## Work instructions
Copy out each line that has "screenshot" in it.

## Supplied records
>>>
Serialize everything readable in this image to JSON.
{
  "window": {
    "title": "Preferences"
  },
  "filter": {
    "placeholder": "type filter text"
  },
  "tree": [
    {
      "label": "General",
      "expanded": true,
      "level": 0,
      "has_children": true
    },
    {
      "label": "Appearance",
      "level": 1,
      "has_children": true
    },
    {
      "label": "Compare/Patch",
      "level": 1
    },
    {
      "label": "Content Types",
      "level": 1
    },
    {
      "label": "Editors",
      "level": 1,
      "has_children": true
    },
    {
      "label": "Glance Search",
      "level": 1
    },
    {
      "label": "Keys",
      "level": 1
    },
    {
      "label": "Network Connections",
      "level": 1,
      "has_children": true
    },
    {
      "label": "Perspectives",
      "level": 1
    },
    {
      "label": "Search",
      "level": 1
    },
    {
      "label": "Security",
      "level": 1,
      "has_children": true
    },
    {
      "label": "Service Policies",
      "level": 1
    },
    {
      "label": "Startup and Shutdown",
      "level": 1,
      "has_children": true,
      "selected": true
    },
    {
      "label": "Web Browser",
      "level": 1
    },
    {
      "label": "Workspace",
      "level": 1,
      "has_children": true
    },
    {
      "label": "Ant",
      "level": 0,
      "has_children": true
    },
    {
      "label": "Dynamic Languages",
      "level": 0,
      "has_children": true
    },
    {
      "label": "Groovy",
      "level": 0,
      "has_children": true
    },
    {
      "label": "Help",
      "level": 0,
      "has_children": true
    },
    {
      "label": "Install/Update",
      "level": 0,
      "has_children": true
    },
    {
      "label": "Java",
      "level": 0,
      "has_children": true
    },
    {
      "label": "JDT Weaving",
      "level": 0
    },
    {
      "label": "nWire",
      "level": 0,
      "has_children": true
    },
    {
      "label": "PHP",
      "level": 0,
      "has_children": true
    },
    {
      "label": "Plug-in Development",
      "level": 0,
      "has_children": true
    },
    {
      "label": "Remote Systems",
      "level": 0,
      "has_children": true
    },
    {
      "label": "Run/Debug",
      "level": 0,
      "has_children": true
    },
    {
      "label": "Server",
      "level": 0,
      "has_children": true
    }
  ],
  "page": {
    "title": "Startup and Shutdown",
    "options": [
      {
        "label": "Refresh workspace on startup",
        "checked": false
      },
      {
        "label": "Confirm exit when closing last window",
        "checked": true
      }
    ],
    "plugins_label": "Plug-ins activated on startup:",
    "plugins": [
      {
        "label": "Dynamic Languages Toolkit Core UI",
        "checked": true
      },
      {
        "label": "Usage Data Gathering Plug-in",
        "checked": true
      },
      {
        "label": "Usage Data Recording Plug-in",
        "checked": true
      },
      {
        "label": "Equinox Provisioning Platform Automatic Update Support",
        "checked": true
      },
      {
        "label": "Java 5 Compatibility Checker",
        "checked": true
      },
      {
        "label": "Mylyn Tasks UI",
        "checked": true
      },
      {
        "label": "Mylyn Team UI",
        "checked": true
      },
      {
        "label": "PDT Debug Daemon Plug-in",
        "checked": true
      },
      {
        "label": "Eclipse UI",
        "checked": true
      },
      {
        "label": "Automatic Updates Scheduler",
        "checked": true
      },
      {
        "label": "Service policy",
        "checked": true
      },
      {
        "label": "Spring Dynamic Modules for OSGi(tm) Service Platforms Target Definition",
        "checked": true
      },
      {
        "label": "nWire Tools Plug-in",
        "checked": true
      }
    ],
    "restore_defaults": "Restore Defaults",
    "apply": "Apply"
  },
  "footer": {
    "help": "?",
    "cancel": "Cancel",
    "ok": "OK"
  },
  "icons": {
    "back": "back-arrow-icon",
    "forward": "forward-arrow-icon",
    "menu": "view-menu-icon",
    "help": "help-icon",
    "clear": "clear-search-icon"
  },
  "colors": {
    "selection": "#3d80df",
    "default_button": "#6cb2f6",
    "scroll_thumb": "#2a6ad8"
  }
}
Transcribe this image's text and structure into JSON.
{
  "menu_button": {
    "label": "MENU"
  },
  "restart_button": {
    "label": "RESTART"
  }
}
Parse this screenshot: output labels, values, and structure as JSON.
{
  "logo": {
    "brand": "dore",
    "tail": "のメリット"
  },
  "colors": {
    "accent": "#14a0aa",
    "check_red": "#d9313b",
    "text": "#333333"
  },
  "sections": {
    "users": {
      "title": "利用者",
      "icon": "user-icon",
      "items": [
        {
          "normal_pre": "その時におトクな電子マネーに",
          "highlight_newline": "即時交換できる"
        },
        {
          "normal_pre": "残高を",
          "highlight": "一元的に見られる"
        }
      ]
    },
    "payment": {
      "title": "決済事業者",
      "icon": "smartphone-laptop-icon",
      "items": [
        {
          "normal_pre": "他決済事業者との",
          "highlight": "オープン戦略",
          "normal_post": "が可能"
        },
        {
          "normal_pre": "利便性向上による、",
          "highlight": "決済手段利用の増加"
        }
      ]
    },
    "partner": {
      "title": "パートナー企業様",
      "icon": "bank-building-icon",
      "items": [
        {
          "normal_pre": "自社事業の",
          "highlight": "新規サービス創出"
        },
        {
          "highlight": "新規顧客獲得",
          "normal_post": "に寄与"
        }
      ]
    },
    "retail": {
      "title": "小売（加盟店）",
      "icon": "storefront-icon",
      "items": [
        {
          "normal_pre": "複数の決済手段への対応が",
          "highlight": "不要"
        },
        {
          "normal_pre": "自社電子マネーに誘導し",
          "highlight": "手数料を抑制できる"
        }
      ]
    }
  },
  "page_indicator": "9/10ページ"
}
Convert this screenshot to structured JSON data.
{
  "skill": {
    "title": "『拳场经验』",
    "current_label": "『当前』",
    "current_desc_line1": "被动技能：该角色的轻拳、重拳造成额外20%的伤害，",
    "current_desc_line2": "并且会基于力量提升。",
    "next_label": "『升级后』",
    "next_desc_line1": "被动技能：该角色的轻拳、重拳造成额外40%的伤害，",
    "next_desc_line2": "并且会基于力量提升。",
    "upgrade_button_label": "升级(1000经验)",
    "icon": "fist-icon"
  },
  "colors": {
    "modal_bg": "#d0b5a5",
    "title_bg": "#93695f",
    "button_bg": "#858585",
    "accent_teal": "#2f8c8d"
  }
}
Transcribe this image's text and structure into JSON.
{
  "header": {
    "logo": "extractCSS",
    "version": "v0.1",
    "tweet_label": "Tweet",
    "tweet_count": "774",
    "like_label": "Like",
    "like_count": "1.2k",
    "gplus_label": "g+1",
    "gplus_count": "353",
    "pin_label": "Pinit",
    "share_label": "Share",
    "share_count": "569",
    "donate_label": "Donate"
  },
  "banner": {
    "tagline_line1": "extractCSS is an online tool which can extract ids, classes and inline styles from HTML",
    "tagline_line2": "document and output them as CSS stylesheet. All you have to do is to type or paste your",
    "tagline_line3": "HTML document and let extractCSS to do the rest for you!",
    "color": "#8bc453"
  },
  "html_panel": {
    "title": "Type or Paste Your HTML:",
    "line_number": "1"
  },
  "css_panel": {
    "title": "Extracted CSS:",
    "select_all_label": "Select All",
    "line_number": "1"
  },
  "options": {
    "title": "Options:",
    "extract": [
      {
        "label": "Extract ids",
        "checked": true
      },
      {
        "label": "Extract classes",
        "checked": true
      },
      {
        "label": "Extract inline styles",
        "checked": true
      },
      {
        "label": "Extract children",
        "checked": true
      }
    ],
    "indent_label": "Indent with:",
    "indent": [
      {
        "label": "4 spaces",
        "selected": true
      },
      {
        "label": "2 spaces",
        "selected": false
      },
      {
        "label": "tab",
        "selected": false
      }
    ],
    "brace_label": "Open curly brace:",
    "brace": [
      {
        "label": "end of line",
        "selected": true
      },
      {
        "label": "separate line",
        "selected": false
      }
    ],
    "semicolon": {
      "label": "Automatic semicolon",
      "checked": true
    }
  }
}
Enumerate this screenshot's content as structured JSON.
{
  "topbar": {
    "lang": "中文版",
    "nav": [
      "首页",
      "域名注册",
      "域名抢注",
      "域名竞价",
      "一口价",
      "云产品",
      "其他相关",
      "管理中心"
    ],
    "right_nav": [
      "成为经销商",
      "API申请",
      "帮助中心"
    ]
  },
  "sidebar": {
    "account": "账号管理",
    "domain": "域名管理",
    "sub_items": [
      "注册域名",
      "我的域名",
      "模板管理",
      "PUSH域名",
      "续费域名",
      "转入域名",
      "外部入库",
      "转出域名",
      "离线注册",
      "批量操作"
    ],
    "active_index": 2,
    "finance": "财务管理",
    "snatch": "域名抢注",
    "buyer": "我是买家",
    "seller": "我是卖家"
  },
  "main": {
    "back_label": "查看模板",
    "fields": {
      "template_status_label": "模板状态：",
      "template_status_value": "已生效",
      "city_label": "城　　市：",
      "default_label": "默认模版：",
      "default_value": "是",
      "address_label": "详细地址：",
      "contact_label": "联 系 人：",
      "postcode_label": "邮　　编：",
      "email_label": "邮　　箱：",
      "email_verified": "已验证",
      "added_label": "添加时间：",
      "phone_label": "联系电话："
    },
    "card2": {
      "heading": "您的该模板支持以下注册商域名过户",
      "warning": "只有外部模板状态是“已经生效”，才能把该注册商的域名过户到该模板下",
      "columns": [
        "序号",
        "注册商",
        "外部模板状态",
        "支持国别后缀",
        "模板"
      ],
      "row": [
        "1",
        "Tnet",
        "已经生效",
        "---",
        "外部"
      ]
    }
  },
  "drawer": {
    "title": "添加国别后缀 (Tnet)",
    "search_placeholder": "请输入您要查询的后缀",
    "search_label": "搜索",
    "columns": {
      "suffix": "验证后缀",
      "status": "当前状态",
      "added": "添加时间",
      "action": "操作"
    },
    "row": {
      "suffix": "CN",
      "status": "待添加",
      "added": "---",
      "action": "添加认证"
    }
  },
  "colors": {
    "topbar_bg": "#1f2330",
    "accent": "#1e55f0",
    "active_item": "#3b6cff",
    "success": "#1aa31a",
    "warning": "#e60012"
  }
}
<<<
## Task response
Parse this screenshot: output labels, values, and structure as JSON.
Convert this screenshot to structured JSON data.
Enumerate this screenshot's content as structured JSON.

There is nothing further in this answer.